Exercise goal:
Please write out the protocol passage word for word, from "11. Long-and-Accurate PCR" to "16. Agarose gel (1%) containing ethidium bromide.".

Document passage:
##########
1. SuperScript II reverse transcriptase, 200 U/µL (Life Technologies) or 20× PowerScript reverse transcriptase (Clontech) with provided buffer..

2. 0.1M DTT.

3. dNTP mix, 10 mM each.

4. 5× Second strand buffer: 500 mM KCl, 50 mM Ammonium sulfate, 25 mM MgCl2, 0.75 mM β-NAD, 100 mM Tris-HCl (pH 7.5), 0.25 mg/ml BSA.

5. 20× Second-strand enzyme cocktail: 6 U/µL DNA polymerase I, 0.2 U/µL RNase H, 1.2 U/µL E.coli DNA ligase.

6. T4 DNA polymerase (1-3 U/µL).

7. T4 DNA ligase 2-4 U/µL with provided buffer (New England Biolabs or equivalent).

8. T/M buffer: 10 mM Tris-HCl pH 8.0, 1 mM MgCl2.

9. Buffer-saturated phenol, pH 7.0-8.0 (GIBCO/Life Technologies).

10. Chloroform-isoamyl alcohol mix (24:1).

11. Long-and-Accurate PCR enzyme mix (Advantage2 polymerase mix by Clontech, LA-PCR by Takara, Expand Taq by Boehringer or equivalent, see Note 4).

12. 10× PCR buffer: provided with the enzyme mix or, if KlenTaq-based homemade mix is used: 300 mM tricine-KOH (pH 9.1), 160 mM ammonium sulfate, 30 mM MgCl2, 0.2 mg/ml BSA.

13. Yeast tRNA, 10 µg/µL.

14. 3M sodium acetate (pH 5).

15. Fresh milliQ water.

16. Agarose gel (1%) containing ethidium bromide.

17. Oligonucleotides: see Box 1 and Note 5.

2.2.2 Method B using template-switching effect

1. SuperScript II reverse transcriptase, 200 U/µL (Life Technologies) or 20× PowerScript reverse transcriptase (Clontech) with provided buffer.

2. 20 mM MnCl2.

3. 0.1M DTT.

4. dNTP mix, 10 mM each.

5. Long-and-Accurate PCR enzyme mix with buffer (see Note 4).

6. 10× PCR buffer: provided with the enzyme mix or, if KlenTaq-based homemade mix is used: 300 mM tricine-KOH (pH 9.1), 160 mM ammonium sulfate, 30 mM MgCl2, 0.2 mg/ml BSA.

7. Agarose gel (1%) containing ethidium bromide.

8. Fresh milliQ water.

9. Oligonucleotides: see Box 1 and Note 5.

3. Methods3.1 Total RNA Isolation

1. Dissolve the tissue sample in buffer D (see Note 6).

2. Spin the sample at maxumum speed on table microcentrifuge for 5 minutes at room temperature to remove debris. Transfer the supernatant to a new tube.
##########
Stored data:

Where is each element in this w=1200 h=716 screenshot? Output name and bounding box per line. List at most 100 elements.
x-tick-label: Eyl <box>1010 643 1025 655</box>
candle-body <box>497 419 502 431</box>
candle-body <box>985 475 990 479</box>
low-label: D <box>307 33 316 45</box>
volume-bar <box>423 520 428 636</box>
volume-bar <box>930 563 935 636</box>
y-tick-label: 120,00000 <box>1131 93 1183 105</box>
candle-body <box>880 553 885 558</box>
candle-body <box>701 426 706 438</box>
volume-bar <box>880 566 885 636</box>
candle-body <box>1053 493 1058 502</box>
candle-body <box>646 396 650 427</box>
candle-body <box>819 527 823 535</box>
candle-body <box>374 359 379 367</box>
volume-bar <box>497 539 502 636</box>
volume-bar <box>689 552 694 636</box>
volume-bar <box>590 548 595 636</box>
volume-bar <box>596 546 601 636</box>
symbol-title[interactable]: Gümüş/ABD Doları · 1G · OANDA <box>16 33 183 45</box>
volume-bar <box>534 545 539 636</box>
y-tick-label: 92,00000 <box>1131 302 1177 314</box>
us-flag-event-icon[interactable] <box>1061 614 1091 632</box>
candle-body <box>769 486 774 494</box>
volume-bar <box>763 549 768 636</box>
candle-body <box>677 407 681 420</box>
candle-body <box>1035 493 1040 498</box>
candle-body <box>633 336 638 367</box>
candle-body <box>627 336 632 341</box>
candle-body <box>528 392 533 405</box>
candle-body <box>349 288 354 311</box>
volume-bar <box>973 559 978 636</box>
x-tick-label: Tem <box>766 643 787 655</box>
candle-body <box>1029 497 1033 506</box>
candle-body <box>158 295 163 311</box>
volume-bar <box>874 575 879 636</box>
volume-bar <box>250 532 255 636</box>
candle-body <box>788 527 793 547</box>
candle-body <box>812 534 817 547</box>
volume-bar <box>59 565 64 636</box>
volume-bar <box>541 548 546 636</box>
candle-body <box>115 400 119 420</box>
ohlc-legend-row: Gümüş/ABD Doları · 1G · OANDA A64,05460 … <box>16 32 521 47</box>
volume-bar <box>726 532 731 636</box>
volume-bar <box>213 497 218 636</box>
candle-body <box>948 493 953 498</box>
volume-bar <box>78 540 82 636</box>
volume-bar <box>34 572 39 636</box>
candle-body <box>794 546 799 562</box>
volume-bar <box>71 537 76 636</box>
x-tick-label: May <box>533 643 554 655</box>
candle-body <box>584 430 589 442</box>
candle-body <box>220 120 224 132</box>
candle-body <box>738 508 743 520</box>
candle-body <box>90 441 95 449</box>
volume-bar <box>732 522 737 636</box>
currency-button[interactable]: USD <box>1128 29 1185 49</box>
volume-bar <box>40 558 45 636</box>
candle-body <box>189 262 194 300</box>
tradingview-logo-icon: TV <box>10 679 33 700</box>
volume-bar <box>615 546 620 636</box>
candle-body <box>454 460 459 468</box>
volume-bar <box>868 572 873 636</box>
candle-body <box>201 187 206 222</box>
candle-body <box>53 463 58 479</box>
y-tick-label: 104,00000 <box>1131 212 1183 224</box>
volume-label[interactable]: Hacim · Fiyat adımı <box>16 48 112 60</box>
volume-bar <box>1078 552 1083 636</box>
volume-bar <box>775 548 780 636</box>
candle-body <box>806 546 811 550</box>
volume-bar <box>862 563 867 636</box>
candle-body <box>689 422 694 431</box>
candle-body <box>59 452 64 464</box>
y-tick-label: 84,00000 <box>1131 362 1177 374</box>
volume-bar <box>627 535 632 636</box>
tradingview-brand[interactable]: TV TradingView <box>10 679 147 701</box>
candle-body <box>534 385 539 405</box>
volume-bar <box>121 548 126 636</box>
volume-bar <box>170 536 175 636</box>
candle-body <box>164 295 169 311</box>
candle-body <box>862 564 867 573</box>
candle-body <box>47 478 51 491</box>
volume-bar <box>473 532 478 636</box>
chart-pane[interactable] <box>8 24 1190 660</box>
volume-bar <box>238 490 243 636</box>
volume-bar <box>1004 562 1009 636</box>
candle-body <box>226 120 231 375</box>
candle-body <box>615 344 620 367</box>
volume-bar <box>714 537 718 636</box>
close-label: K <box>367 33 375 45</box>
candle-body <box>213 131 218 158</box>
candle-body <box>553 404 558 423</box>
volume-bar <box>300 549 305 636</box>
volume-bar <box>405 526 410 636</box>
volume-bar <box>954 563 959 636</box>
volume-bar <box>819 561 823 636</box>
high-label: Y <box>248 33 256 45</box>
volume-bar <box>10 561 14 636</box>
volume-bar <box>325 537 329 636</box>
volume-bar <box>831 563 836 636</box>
##########
Response:
11. Long-and-Accurate PCR enzyme mix (Advantage2 polymerase mix by Clontech, LA-PCR by Takara, Expand Taq by Boehringer or equivalent, see Note 4).

12. 10× PCR buffer: provided with the enzyme mix or, if KlenTaq-based homemade mix is used: 300 mM tricine-KOH (pH 9.1), 160 mM ammonium sulfate, 30 mM MgCl2, 0.2 mg/ml BSA.

13. Yeast tRNA, 10 µg/µL.

14. 3M sodium acetate (pH 5).

15. Fresh milliQ water.

16. Agarose gel (1%) containing ethidium bromide.